Set task
Find how many lines of the listing below include the word "name", then report the number by itself.

__________________________________________________

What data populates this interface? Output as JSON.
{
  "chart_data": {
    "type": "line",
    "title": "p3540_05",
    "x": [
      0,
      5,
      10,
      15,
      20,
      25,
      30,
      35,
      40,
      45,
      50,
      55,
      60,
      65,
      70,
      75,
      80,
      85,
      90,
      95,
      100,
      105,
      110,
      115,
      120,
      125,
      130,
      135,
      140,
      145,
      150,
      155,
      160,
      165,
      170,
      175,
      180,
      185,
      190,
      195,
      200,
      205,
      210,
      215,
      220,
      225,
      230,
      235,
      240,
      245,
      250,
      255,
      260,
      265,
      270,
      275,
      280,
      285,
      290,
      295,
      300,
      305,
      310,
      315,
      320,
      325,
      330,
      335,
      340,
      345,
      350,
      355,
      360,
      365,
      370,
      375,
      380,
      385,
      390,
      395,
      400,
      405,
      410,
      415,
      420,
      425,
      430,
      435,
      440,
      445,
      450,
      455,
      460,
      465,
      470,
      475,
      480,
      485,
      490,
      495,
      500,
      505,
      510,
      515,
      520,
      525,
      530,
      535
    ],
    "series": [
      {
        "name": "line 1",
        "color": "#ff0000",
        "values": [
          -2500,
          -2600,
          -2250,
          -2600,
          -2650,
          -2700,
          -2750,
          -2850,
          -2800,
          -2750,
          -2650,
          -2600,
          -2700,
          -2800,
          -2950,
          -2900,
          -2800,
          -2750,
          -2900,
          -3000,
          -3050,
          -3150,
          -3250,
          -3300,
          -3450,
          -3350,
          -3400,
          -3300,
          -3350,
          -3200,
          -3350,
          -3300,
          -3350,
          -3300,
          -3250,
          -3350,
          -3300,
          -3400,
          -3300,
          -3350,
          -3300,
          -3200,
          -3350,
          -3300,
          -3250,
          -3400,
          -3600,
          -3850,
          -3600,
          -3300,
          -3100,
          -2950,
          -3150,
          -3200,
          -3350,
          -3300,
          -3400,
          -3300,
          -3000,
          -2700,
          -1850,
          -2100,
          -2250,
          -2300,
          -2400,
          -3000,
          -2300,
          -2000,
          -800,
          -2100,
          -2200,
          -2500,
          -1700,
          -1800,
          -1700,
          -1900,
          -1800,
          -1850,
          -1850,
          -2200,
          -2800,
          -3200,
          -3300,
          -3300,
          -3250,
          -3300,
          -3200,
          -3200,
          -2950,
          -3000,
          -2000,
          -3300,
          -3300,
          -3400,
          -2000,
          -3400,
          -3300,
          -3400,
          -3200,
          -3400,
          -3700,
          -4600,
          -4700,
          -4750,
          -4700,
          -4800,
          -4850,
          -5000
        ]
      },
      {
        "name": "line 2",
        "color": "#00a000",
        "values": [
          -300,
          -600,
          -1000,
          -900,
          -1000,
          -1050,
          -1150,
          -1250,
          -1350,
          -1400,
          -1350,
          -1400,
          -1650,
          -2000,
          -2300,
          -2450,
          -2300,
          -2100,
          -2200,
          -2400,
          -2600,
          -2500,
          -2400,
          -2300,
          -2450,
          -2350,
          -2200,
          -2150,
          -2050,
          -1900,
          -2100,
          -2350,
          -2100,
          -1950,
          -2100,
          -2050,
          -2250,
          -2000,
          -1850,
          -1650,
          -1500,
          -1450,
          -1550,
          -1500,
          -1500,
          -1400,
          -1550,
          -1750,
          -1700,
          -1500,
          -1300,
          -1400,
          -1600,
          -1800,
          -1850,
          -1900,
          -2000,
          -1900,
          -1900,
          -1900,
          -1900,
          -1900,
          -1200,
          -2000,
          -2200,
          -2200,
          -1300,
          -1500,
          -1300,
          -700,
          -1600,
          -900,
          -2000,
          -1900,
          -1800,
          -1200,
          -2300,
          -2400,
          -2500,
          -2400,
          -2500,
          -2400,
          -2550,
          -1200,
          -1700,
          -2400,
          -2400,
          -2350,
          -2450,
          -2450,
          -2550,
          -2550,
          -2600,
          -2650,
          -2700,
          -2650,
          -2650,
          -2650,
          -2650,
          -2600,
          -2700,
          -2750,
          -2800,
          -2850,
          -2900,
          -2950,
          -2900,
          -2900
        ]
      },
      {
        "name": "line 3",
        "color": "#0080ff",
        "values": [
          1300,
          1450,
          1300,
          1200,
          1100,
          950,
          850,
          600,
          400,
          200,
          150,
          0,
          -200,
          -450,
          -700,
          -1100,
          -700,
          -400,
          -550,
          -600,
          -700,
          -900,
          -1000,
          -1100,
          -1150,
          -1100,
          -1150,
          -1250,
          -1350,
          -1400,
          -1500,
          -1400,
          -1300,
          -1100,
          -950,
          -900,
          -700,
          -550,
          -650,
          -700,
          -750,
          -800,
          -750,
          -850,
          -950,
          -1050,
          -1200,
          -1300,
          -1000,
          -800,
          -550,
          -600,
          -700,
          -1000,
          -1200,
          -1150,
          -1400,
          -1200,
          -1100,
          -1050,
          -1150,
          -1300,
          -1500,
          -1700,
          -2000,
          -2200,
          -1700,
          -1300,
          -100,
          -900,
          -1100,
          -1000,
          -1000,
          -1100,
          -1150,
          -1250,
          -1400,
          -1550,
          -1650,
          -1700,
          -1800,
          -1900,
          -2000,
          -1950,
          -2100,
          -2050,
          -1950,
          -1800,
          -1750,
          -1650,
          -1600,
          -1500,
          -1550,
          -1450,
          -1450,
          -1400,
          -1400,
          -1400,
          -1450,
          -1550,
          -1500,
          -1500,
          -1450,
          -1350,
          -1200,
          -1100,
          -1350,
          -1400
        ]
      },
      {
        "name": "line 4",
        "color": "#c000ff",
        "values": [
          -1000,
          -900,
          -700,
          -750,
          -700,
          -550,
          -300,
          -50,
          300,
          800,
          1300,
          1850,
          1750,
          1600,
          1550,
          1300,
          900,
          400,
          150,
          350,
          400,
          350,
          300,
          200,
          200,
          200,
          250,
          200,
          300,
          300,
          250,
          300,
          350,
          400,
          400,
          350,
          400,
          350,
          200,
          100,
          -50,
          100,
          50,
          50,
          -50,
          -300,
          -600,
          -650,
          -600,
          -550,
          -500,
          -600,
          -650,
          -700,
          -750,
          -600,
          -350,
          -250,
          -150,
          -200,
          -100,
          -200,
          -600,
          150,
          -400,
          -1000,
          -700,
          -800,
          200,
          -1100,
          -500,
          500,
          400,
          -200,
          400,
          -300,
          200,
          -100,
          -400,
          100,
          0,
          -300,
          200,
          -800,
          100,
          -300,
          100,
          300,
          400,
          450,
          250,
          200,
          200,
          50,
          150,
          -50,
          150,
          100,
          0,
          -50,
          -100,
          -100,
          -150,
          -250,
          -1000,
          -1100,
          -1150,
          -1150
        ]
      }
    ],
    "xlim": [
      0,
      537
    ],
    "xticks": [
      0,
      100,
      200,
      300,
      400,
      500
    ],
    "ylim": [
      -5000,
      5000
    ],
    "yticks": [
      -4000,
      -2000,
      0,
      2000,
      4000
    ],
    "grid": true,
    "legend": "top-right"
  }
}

__________________________________________________

Completed task
4